■ Goal of the exercise: Identify all lines below that hold "prodejnu" and collect them.

■ Dataset excerpts:
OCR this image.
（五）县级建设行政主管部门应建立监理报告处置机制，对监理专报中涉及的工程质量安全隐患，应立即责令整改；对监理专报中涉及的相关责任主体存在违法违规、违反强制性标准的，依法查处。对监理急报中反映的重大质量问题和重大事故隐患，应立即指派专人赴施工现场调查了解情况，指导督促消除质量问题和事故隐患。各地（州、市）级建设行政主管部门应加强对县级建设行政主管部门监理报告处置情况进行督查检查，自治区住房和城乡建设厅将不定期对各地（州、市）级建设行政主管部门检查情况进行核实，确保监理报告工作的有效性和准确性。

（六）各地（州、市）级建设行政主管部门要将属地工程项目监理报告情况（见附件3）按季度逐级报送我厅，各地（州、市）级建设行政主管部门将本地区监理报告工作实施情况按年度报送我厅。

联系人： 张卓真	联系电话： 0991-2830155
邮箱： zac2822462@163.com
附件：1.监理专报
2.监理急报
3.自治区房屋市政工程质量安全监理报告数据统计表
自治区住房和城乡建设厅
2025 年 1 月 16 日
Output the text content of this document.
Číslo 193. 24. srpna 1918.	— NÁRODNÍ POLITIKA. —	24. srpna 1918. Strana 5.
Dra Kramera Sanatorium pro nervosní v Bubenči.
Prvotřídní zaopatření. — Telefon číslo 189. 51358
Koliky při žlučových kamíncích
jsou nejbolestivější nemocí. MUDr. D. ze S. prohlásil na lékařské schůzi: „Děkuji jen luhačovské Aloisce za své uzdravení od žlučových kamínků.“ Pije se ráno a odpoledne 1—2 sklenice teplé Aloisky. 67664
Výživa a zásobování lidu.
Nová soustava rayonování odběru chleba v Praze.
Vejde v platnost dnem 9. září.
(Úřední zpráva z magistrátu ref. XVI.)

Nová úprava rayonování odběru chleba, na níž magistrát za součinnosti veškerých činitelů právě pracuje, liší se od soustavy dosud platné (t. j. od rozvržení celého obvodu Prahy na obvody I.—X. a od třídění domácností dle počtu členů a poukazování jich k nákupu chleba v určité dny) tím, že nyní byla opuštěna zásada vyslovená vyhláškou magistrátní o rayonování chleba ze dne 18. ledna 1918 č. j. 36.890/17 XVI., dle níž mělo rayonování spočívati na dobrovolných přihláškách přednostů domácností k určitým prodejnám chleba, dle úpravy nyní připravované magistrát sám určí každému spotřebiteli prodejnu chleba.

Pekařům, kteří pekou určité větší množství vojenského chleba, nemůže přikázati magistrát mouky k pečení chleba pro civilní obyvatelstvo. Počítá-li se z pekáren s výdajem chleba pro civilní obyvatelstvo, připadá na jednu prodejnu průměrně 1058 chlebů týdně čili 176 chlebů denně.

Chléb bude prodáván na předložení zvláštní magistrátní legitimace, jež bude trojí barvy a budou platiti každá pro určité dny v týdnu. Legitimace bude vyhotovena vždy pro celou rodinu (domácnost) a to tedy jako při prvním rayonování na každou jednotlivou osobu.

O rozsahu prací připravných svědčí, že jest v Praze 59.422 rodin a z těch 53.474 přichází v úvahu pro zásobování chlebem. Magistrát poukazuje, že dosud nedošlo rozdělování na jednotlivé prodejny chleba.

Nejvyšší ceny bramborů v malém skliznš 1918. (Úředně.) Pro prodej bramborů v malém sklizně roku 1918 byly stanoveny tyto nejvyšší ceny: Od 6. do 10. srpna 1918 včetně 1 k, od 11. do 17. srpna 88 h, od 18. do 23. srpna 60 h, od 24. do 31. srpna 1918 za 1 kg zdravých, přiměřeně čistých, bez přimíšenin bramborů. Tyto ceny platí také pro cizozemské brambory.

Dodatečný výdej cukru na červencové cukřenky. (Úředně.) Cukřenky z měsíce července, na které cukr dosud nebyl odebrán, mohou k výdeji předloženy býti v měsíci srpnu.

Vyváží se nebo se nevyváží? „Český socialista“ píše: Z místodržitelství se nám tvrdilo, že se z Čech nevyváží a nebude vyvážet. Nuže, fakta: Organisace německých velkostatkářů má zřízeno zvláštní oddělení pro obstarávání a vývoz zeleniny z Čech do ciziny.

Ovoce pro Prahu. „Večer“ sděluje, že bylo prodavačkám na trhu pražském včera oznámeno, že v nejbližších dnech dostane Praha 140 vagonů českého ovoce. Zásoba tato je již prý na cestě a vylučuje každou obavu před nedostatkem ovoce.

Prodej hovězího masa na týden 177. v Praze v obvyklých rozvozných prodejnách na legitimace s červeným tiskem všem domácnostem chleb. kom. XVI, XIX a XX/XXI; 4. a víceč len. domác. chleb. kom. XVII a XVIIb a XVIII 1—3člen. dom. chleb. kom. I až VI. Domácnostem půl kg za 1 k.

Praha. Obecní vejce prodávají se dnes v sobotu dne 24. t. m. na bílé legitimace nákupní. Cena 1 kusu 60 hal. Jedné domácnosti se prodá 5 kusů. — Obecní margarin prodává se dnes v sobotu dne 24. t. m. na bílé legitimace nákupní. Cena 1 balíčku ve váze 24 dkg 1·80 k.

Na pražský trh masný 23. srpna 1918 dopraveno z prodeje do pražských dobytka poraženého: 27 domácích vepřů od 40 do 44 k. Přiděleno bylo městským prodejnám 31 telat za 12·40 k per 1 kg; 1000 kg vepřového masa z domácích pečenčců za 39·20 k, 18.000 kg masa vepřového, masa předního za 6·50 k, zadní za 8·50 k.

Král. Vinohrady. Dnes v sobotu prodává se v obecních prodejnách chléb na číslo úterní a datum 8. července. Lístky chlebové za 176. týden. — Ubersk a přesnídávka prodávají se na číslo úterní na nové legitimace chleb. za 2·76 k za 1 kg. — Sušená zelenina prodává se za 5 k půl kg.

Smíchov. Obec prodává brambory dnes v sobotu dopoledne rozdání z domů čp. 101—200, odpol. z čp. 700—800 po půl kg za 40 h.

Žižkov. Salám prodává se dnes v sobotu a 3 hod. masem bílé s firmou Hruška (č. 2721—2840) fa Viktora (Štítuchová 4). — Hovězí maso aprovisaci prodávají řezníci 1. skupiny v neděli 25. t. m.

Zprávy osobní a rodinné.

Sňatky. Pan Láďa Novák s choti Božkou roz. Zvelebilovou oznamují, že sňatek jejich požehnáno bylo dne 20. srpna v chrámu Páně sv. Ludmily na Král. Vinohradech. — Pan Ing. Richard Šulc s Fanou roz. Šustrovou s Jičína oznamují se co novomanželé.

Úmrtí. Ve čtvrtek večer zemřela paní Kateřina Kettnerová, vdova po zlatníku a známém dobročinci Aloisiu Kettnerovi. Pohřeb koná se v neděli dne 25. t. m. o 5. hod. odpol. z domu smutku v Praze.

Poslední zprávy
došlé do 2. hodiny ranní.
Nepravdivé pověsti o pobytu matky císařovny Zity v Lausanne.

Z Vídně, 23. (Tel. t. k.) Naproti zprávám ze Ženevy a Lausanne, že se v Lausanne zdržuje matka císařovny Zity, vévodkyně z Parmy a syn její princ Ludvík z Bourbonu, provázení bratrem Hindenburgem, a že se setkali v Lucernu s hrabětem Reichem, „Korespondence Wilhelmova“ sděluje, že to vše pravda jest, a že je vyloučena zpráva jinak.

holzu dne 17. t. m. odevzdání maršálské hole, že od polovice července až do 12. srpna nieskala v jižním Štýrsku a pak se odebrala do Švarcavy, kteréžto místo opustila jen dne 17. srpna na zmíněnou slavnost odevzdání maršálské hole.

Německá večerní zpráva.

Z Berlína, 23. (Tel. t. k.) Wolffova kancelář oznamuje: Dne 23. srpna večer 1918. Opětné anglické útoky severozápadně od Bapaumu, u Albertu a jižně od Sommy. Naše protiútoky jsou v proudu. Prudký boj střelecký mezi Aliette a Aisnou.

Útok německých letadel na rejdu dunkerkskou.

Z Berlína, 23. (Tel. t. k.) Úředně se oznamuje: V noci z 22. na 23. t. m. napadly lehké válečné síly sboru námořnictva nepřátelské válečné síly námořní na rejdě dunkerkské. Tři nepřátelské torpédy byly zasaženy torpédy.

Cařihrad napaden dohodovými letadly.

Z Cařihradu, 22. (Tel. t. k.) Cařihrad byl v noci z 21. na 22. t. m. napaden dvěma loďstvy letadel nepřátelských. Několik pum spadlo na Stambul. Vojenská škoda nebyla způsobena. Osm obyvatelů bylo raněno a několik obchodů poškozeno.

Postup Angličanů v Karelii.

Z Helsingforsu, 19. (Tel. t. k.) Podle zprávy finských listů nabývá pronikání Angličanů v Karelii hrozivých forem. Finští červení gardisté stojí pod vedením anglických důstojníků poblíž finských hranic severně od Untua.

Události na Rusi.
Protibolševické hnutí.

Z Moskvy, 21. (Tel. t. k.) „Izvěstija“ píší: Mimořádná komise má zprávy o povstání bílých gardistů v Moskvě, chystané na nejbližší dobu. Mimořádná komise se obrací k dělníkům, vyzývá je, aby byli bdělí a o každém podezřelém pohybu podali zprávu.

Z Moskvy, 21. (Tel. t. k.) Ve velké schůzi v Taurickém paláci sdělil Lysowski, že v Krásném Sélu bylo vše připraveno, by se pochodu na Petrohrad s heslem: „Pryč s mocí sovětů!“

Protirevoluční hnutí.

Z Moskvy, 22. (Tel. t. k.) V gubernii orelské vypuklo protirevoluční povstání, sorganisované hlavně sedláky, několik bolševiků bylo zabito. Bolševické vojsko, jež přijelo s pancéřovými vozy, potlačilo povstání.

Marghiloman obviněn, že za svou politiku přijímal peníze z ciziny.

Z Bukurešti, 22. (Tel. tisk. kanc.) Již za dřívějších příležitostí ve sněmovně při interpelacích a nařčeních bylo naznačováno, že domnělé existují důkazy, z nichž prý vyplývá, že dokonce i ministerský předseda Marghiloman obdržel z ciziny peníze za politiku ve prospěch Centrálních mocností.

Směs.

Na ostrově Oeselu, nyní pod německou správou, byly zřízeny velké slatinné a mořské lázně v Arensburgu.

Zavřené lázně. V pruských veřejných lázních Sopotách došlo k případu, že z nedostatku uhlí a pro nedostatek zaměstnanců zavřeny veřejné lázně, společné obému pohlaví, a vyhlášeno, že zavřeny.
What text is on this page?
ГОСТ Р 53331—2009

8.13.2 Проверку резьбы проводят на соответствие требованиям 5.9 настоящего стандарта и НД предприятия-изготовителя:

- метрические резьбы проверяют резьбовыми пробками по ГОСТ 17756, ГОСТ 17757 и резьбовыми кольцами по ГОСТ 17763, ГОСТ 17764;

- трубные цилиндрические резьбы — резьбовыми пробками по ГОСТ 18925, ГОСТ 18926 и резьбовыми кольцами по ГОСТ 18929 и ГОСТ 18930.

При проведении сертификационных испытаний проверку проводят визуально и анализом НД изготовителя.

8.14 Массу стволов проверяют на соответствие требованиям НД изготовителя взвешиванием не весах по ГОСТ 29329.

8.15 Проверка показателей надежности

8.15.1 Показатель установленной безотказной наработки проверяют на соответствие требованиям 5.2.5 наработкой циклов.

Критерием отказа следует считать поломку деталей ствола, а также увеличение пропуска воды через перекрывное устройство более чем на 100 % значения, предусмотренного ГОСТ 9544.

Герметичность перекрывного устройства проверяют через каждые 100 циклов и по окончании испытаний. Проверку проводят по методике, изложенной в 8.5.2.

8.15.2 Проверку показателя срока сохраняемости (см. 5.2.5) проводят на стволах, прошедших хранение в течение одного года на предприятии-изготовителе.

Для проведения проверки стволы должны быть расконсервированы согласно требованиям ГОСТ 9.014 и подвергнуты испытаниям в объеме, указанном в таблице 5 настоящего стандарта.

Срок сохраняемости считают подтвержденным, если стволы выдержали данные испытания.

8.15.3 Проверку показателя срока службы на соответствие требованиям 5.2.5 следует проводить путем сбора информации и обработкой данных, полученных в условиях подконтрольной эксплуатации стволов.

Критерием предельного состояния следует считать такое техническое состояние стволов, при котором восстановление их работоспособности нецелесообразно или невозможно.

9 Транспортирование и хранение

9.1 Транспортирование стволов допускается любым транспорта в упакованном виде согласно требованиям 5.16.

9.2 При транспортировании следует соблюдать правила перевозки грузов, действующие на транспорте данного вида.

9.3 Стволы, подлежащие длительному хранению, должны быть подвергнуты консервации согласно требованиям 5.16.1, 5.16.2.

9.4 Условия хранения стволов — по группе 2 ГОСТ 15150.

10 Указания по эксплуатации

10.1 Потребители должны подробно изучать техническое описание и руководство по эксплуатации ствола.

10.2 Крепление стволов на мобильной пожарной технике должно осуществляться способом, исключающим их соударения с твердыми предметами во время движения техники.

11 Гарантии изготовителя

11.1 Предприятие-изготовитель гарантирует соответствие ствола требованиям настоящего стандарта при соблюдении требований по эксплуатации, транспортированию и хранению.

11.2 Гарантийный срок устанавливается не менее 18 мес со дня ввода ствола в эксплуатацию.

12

■ Result for this task:
Nová úprava rayonování odběru chleba, na níž magistrát za součinnosti veškerých činitelů právě pracuje, liší se od soustavy dosud platné (t. j. od rozvržení celého obvodu Prahy na obvody I.—X. a od třídění domácností dle počtu členů a poukazování jich k nákupu chleba v určité dny) tím, že nyní byla opuštěna zásada vyslovená vyhláškou magistrátní o rayonování chleba ze dne 18. ledna 1918 č. j. 36.890/17 XVI., dle níž mělo rayonování spočívati na dobrovolných přihláškách přednostů domácností k určitým prodejnám chleba, dle úpravy nyní připravované magistrát sám určí každému spotřebiteli prodejnu chleba.
Pekařům, kteří pekou určité větší množství vojenského chleba, nemůže přikázati magistrát mouky k pečení chleba pro civilní obyvatelstvo. Počítá-li se z pekáren s výdajem chleba pro civilní obyvatelstvo, připadá na jednu prodejnu průměrně 1058 chlebů týdně čili 176 chlebů denně.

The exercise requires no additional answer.